*Records to process*
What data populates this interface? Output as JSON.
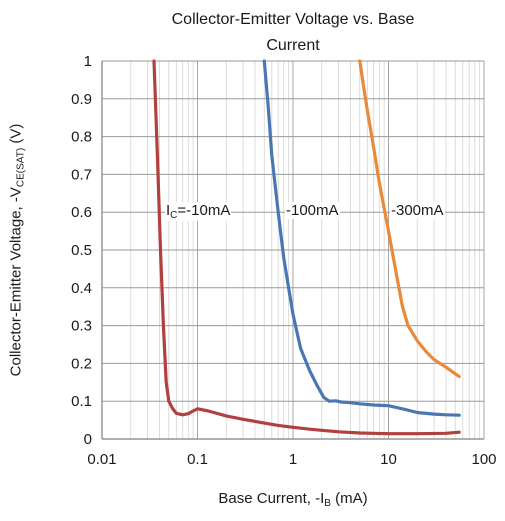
{
  "chart_data": {
    "type": "line",
    "title_line1": "Collector-Emitter Voltage vs. Base",
    "title_line2": "Current",
    "xlabel": {
      "text": "Base Current, -I",
      "sub": "B",
      "tail": " (mA)"
    },
    "ylabel": {
      "text": "Collector-Emitter Voltage, -V",
      "sub": "CE(SAT)",
      "tail": " (V)"
    },
    "x_scale": "log",
    "xlim": [
      0.01,
      100
    ],
    "ylim": [
      0,
      1
    ],
    "x_ticks": [
      "0.01",
      "0.1",
      "1",
      "10",
      "100"
    ],
    "y_ticks": [
      "0",
      "0.1",
      "0.2",
      "0.3",
      "0.4",
      "0.5",
      "0.6",
      "0.7",
      "0.8",
      "0.9",
      "1"
    ],
    "grid": true,
    "series": [
      {
        "name": "IC=-10mA",
        "label_main": "I",
        "label_sub": "C",
        "label_tail": "=-10mA",
        "color": "#b0413e",
        "points": [
          [
            0.035,
            1.0
          ],
          [
            0.038,
            0.75
          ],
          [
            0.041,
            0.5
          ],
          [
            0.044,
            0.3
          ],
          [
            0.047,
            0.15
          ],
          [
            0.05,
            0.1
          ],
          [
            0.055,
            0.08
          ],
          [
            0.06,
            0.068
          ],
          [
            0.07,
            0.064
          ],
          [
            0.08,
            0.067
          ],
          [
            0.09,
            0.074
          ],
          [
            0.1,
            0.08
          ],
          [
            0.13,
            0.074
          ],
          [
            0.2,
            0.061
          ],
          [
            0.3,
            0.052
          ],
          [
            0.5,
            0.042
          ],
          [
            0.7,
            0.036
          ],
          [
            1.0,
            0.031
          ],
          [
            1.5,
            0.026
          ],
          [
            2.0,
            0.023
          ],
          [
            3.0,
            0.019
          ],
          [
            5.0,
            0.016
          ],
          [
            10.0,
            0.014
          ],
          [
            20.0,
            0.014
          ],
          [
            40.0,
            0.015
          ],
          [
            55.0,
            0.018
          ]
        ]
      },
      {
        "name": "-100mA",
        "color": "#4a77b4",
        "points": [
          [
            0.5,
            1.0
          ],
          [
            0.55,
            0.88
          ],
          [
            0.6,
            0.75
          ],
          [
            0.7,
            0.6
          ],
          [
            0.8,
            0.48
          ],
          [
            0.9,
            0.4
          ],
          [
            1.0,
            0.33
          ],
          [
            1.2,
            0.24
          ],
          [
            1.5,
            0.18
          ],
          [
            1.8,
            0.14
          ],
          [
            2.1,
            0.11
          ],
          [
            2.4,
            0.1
          ],
          [
            2.8,
            0.101
          ],
          [
            3.2,
            0.098
          ],
          [
            4.0,
            0.096
          ],
          [
            5.0,
            0.093
          ],
          [
            7.0,
            0.09
          ],
          [
            10.0,
            0.088
          ],
          [
            15.0,
            0.078
          ],
          [
            20.0,
            0.07
          ],
          [
            30.0,
            0.066
          ],
          [
            40.0,
            0.064
          ],
          [
            55.0,
            0.063
          ]
        ]
      },
      {
        "name": "-300mA",
        "color": "#e88a3a",
        "points": [
          [
            5.0,
            1.0
          ],
          [
            5.5,
            0.93
          ],
          [
            6.0,
            0.87
          ],
          [
            7.0,
            0.77
          ],
          [
            8.0,
            0.68
          ],
          [
            10.0,
            0.55
          ],
          [
            12.0,
            0.44
          ],
          [
            14.0,
            0.35
          ],
          [
            16.0,
            0.3
          ],
          [
            20.0,
            0.26
          ],
          [
            25.0,
            0.23
          ],
          [
            30.0,
            0.21
          ],
          [
            40.0,
            0.19
          ],
          [
            55.0,
            0.165
          ]
        ]
      }
    ]
  }
}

*Task goal*
All of the entries above should be duplicated exactly, except for the pictures.

*Correct answer*
What data populates this interface? Output as JSON.
{
  "chart_data": {
    "type": "line",
    "title_line1": "Collector-Emitter Voltage vs. Base",
    "title_line2": "Current",
    "xlabel": {
      "text": "Base Current, -I",
      "sub": "B",
      "tail": " (mA)"
    },
    "ylabel": {
      "text": "Collector-Emitter Voltage, -V",
      "sub": "CE(SAT)",
      "tail": " (V)"
    },
    "x_scale": "log",
    "xlim": [
      0.01,
      100
    ],
    "ylim": [
      0,
      1
    ],
    "x_ticks": [
      "0.01",
      "0.1",
      "1",
      "10",
      "100"
    ],
    "y_ticks": [
      "0",
      "0.1",
      "0.2",
      "0.3",
      "0.4",
      "0.5",
      "0.6",
      "0.7",
      "0.8",
      "0.9",
      "1"
    ],
    "grid": true,
    "series": [
      {
        "name": "IC=-10mA",
        "label_main": "I",
        "label_sub": "C",
        "label_tail": "=-10mA",
        "color": "#b0413e",
        "points": [
          [
            0.035,
            1.0
          ],
          [
            0.038,
            0.75
          ],
          [
            0.041,
            0.5
          ],
          [
            0.044,
            0.3
          ],
          [
            0.047,
            0.15
          ],
          [
            0.05,
            0.1
          ],
          [
            0.055,
            0.08
          ],
          [
            0.06,
            0.068
          ],
          [
            0.07,
            0.064
          ],
          [
            0.08,
            0.067
          ],
          [
            0.09,
            0.074
          ],
          [
            0.1,
            0.08
          ],
          [
            0.13,
            0.074
          ],
          [
            0.2,
            0.061
          ],
          [
            0.3,
            0.052
          ],
          [
            0.5,
            0.042
          ],
          [
            0.7,
            0.036
          ],
          [
            1.0,
            0.031
          ],
          [
            1.5,
            0.026
          ],
          [
            2.0,
            0.023
          ],
          [
            3.0,
            0.019
          ],
          [
            5.0,
            0.016
          ],
          [
            10.0,
            0.014
          ],
          [
            20.0,
            0.014
          ],
          [
            40.0,
            0.015
          ],
          [
            55.0,
            0.018
          ]
        ]
      },
      {
        "name": "-100mA",
        "color": "#4a77b4",
        "points": [
          [
            0.5,
            1.0
          ],
          [
            0.55,
            0.88
          ],
          [
            0.6,
            0.75
          ],
          [
            0.7,
            0.6
          ],
          [
            0.8,
            0.48
          ],
          [
            0.9,
            0.4
          ],
          [
            1.0,
            0.33
          ],
          [
            1.2,
            0.24
          ],
          [
            1.5,
            0.18
          ],
          [
            1.8,
            0.14
          ],
          [
            2.1,
            0.11
          ],
          [
            2.4,
            0.1
          ],
          [
            2.8,
            0.101
          ],
          [
            3.2,
            0.098
          ],
          [
            4.0,
            0.096
          ],
          [
            5.0,
            0.093
          ],
          [
            7.0,
            0.09
          ],
          [
            10.0,
            0.088
          ],
          [
            15.0,
            0.078
          ],
          [
            20.0,
            0.07
          ],
          [
            30.0,
            0.066
          ],
          [
            40.0,
            0.064
          ],
          [
            55.0,
            0.063
          ]
        ]
      },
      {
        "name": "-300mA",
        "color": "#e88a3a",
        "points": [
          [
            5.0,
            1.0
          ],
          [
            5.5,
            0.93
          ],
          [
            6.0,
            0.87
          ],
          [
            7.0,
            0.77
          ],
          [
            8.0,
            0.68
          ],
          [
            10.0,
            0.55
          ],
          [
            12.0,
            0.44
          ],
          [
            14.0,
            0.35
          ],
          [
            16.0,
            0.3
          ],
          [
            20.0,
            0.26
          ],
          [
            25.0,
            0.23
          ],
          [
            30.0,
            0.21
          ],
          [
            40.0,
            0.19
          ],
          [
            55.0,
            0.165
          ]
        ]
      }
    ]
  }
}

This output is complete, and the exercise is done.